**PROMPT:** Collect the lines of the entries where "grid" shows up.

**RECORDS TO PROCESS:**

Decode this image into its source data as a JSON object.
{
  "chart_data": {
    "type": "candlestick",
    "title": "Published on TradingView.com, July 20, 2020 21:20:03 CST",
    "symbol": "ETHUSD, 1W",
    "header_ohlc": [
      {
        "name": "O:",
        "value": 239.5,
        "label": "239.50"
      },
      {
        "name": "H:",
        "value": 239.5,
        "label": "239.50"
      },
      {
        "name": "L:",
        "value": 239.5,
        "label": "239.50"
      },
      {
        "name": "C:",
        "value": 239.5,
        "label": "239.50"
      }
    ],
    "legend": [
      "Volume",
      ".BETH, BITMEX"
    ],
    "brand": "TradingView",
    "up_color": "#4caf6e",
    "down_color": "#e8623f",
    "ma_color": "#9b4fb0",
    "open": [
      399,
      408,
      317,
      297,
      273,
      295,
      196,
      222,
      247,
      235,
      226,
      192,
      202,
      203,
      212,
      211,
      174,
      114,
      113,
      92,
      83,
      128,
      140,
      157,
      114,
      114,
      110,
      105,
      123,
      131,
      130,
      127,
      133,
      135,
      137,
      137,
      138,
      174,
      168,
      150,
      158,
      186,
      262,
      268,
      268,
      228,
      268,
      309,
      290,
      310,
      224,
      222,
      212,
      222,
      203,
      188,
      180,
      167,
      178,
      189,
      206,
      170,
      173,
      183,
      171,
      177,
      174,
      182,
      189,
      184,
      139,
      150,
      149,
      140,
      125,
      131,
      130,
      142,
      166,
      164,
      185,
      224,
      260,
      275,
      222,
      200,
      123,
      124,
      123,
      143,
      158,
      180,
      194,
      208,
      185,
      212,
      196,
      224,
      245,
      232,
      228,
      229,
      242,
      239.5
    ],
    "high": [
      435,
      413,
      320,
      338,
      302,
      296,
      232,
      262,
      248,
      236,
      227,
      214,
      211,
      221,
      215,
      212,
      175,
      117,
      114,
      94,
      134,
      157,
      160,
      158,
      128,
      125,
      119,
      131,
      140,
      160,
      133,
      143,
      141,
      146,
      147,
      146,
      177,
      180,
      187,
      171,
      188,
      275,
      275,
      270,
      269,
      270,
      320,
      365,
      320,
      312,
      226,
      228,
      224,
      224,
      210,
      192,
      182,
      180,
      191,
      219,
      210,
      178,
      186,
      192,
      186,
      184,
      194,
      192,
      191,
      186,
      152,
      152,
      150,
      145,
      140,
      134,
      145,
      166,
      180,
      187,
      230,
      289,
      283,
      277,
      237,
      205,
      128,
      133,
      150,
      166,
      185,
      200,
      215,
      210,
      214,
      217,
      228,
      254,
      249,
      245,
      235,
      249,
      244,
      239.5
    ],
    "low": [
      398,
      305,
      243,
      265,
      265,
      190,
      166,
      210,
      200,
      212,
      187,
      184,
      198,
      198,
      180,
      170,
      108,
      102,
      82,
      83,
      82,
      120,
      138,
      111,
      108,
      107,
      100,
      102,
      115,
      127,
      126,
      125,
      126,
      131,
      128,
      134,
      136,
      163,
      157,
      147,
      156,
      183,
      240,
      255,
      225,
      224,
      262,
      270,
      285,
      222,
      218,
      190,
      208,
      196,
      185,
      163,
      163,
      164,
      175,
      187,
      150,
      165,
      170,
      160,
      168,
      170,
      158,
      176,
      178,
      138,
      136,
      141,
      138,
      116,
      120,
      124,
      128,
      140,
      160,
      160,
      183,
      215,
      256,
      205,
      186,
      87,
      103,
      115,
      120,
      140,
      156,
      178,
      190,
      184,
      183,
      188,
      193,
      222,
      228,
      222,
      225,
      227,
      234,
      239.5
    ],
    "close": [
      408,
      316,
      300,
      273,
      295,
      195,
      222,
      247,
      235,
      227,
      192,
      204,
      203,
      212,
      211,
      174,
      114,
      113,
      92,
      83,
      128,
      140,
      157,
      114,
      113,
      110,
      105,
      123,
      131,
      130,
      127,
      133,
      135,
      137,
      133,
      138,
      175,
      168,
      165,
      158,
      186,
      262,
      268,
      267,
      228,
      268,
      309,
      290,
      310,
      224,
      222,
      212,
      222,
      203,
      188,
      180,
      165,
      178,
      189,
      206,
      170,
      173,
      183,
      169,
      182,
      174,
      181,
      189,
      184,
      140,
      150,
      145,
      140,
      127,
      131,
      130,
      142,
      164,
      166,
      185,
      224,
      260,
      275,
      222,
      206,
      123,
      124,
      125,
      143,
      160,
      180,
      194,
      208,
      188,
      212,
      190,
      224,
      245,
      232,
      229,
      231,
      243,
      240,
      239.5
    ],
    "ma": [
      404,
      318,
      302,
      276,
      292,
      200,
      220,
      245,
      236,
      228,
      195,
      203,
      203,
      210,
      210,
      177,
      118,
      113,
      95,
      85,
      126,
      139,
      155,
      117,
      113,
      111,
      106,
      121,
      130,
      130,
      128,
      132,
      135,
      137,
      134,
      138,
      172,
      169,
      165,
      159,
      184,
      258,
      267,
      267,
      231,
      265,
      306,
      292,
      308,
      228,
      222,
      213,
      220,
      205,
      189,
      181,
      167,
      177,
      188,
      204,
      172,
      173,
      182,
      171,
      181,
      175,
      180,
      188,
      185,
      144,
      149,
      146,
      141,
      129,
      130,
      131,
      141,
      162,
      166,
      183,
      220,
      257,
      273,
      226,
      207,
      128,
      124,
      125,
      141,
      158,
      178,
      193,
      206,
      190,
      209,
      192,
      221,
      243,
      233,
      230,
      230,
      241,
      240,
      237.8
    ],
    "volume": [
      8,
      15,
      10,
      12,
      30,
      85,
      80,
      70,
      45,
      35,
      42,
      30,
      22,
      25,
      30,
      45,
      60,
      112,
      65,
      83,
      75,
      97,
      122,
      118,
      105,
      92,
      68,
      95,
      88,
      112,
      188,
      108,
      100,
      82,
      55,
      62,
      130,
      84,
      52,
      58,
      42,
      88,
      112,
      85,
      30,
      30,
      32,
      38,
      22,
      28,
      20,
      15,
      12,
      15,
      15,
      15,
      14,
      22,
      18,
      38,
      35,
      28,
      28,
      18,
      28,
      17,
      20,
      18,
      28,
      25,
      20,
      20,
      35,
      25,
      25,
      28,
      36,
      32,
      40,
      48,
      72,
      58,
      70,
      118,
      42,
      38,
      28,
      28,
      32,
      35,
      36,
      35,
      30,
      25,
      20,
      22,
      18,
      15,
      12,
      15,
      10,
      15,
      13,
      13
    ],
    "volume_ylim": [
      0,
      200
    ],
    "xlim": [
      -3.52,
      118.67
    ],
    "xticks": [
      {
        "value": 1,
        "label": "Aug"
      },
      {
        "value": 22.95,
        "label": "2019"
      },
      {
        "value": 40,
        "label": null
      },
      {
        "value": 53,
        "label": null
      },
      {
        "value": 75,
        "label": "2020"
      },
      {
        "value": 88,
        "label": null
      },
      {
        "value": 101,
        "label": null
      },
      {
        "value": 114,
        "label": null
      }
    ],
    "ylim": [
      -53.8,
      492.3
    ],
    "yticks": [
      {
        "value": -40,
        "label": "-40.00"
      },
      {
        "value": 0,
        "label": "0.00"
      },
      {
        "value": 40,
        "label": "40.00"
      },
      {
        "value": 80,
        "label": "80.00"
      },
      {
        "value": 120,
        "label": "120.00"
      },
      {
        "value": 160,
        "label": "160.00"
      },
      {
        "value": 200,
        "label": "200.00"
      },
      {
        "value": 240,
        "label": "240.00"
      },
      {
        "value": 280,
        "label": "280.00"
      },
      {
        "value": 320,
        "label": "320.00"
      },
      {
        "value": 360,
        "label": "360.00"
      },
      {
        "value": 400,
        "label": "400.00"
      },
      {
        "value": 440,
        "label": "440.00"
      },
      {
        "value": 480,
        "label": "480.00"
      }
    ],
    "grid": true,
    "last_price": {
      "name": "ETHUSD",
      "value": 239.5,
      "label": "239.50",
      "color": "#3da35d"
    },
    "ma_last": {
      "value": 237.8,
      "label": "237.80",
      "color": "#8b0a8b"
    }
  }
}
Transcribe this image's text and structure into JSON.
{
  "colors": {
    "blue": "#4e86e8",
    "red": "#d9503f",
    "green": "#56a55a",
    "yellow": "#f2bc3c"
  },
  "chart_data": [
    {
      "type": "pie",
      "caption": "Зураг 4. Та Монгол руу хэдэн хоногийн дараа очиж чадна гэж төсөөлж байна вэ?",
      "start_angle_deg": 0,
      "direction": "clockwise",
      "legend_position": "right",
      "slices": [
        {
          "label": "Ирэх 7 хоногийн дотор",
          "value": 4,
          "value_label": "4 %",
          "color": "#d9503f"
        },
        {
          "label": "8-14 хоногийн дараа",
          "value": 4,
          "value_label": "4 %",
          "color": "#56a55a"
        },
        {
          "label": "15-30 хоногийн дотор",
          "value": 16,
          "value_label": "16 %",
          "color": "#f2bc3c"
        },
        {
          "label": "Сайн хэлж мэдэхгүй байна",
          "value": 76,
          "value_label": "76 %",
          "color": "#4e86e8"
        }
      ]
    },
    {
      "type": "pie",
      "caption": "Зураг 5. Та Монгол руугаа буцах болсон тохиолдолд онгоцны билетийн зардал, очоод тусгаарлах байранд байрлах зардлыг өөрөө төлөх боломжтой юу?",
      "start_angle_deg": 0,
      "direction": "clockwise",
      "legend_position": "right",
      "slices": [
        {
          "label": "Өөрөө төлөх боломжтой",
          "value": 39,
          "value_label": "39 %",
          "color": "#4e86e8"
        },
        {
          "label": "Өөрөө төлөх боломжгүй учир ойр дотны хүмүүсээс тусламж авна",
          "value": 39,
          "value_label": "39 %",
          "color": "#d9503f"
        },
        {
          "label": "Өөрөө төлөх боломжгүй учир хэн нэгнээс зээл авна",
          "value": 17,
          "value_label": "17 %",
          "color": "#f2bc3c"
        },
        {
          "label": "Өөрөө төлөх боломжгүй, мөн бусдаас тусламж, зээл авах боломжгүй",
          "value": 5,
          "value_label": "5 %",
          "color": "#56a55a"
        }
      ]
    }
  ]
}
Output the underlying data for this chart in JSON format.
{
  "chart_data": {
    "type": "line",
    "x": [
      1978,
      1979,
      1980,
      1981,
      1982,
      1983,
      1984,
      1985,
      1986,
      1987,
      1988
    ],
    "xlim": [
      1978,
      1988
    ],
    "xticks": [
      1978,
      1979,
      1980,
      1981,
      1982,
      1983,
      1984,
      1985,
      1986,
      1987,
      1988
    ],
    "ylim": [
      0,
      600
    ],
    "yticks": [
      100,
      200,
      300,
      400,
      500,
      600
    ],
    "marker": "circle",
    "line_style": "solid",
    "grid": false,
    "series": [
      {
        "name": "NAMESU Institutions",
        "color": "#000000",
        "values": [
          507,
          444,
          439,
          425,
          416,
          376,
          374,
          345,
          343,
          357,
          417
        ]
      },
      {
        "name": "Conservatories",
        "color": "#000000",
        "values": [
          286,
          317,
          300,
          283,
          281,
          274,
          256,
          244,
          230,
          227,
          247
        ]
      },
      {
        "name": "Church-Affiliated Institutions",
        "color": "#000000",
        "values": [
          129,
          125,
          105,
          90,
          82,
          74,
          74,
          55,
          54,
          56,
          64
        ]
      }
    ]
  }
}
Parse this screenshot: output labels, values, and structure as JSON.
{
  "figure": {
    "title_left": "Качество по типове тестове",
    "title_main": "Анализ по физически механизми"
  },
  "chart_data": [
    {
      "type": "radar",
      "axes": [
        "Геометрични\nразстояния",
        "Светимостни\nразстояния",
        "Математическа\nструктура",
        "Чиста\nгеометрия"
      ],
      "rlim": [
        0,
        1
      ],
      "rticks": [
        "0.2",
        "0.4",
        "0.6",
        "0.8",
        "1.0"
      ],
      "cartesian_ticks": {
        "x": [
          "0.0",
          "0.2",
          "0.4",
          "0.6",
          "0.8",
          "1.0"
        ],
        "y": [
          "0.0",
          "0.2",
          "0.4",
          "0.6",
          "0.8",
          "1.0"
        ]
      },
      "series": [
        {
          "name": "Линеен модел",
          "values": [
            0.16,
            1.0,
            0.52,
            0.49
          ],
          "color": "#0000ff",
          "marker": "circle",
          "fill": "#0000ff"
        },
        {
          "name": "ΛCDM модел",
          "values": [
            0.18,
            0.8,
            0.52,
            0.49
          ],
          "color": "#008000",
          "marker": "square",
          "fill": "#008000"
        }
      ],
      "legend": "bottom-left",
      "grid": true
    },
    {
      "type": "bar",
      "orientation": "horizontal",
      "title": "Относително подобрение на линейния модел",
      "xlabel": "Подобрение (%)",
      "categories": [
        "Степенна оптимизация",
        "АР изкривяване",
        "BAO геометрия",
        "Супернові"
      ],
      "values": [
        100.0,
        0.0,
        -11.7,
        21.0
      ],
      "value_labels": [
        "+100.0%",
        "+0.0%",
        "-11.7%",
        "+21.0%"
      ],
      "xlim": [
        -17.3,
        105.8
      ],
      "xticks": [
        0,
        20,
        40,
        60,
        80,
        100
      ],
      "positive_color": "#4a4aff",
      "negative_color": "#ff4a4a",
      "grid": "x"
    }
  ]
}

**THE REPLY:**
    "grid": true,
    "grid": false,
      "grid": true
      "grid": "x"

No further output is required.